Restate the whole listing word for word. Pictures are left out.

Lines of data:
****************************************

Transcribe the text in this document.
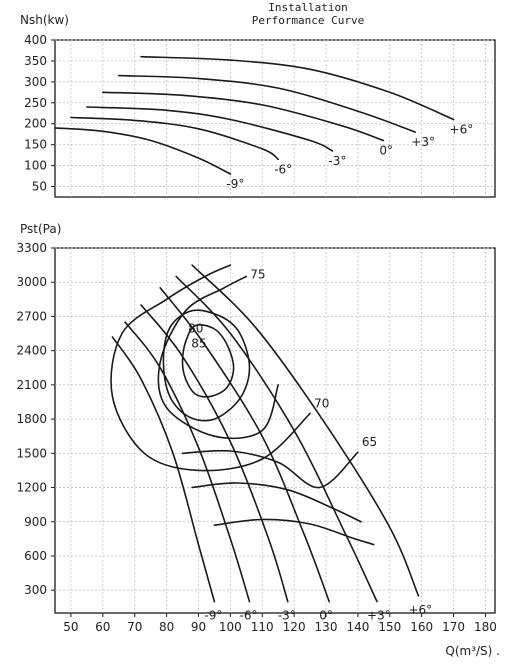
Installation
Performance Curve
Nsh(kw)
50
100
150
200
250
300
350
400
-9°
-6°
-3°
0°
+3°
+6°
Pst(Pa)
300
600
900
1200
1500
1800
2100
2400
2700
3000
3300
50 60 70 80 90 100 110 120 130 140 150 160 170 180
85
80
75
70
65
-9° -6° -3° 0°	+3° +6°
Q(m³/S) .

****************************************

__Reply__
Transcribe the text in this document.
Installation
Performance Curve
Nsh(kw)
50
100
150
200
250
300
350
400
-9°
-6°
-3°
0°
+3°
+6°
Pst(Pa)
300
600
900
1200
1500
1800
2100
2400
2700
3000
3300
50 60 70 80 90 100 110 120 130 140 150 160 170 180
85
80
75
70
65
-9° -6° -3° 0°	+3° +6°
Q(m³/S) .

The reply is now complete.